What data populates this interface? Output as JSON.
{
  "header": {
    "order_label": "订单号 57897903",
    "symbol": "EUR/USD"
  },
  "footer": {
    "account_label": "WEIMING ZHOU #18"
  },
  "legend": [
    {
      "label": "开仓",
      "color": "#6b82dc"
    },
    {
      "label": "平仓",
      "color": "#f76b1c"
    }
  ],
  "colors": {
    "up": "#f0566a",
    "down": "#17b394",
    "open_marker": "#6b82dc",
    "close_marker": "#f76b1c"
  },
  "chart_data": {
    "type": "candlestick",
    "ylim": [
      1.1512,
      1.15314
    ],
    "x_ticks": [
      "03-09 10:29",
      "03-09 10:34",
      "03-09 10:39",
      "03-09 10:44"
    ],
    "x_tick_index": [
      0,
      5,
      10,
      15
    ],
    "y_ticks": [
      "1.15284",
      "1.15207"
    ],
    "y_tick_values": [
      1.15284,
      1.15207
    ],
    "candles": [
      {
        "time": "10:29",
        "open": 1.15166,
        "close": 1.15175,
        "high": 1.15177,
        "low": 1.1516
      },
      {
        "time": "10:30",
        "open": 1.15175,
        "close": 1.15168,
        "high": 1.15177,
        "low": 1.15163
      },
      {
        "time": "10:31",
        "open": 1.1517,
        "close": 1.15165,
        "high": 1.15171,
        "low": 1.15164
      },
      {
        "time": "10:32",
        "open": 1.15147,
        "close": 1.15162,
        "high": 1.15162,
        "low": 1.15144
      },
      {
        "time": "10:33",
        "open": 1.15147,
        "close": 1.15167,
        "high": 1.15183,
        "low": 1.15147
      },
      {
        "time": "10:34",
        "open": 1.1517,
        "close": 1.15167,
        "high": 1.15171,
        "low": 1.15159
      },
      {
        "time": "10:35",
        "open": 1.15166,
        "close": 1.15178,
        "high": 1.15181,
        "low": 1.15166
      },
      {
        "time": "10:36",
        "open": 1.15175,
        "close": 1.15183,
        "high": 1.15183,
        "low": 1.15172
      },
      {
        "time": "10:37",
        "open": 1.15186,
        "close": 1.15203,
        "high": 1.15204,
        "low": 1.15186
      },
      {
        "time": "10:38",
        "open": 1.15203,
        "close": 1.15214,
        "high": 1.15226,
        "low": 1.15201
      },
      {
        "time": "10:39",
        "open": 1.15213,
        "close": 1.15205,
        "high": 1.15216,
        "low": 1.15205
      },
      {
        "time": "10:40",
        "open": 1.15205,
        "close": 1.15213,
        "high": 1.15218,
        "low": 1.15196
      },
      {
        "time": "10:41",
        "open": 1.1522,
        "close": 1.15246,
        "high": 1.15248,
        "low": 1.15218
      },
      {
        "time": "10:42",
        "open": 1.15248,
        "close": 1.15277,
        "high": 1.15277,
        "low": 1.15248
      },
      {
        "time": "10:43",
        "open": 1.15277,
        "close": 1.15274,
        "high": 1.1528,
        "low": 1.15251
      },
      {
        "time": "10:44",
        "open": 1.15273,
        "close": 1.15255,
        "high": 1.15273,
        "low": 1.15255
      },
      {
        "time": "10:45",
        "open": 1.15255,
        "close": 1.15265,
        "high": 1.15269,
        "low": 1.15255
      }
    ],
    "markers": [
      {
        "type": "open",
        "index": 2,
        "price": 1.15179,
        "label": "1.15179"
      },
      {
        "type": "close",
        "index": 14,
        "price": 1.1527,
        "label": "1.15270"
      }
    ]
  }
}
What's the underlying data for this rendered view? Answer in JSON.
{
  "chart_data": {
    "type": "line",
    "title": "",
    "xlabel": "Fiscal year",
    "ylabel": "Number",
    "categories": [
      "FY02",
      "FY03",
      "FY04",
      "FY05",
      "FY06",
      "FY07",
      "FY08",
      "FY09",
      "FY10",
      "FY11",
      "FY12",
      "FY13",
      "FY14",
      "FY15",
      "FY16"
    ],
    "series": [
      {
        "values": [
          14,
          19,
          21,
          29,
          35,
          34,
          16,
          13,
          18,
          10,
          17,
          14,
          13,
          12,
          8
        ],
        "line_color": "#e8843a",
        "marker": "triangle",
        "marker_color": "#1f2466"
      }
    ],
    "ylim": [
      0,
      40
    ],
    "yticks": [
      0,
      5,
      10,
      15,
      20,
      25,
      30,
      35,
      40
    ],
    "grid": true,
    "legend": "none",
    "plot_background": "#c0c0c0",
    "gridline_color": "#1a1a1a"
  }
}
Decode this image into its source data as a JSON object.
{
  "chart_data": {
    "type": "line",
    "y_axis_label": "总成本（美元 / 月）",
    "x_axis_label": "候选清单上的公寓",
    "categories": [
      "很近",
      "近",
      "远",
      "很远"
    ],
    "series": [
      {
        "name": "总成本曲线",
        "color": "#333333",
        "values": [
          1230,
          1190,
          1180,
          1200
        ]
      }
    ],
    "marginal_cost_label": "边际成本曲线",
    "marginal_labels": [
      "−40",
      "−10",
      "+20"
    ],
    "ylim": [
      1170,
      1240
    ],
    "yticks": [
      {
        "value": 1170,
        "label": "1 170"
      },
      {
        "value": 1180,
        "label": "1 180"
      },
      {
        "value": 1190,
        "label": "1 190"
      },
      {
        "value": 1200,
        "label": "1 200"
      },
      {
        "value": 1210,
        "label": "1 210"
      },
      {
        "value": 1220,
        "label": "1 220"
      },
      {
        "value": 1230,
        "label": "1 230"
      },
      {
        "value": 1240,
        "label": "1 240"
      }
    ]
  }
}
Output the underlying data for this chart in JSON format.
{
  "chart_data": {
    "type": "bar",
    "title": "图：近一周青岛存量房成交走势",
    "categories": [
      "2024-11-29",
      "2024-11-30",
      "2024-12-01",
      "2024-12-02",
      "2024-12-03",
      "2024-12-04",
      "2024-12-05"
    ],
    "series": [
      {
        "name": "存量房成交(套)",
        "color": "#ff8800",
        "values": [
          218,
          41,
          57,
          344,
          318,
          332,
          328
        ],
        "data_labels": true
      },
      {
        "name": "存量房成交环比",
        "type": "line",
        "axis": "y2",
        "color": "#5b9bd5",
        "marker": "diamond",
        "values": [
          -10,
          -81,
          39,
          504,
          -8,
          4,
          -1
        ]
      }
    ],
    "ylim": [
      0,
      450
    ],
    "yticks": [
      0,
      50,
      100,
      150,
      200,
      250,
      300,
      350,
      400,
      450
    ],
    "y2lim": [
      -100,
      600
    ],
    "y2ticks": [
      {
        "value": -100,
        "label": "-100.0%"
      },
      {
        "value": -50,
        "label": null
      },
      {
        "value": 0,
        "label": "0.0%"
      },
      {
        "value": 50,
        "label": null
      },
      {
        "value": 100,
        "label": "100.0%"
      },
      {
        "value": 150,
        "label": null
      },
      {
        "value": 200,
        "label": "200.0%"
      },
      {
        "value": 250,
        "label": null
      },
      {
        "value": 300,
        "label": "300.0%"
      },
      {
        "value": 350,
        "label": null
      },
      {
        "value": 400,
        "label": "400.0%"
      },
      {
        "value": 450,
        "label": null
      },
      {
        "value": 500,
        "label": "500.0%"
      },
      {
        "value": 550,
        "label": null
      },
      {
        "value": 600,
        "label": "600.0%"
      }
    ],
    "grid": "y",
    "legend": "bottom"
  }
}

◇ ◇ ◇

• _Exercise task_: Isolate the lines that hold the word "Output" and copy all of them.

• _Solution to the problem_:
What data populates this interface? Output as JSON.
Output the underlying data for this chart in JSON format.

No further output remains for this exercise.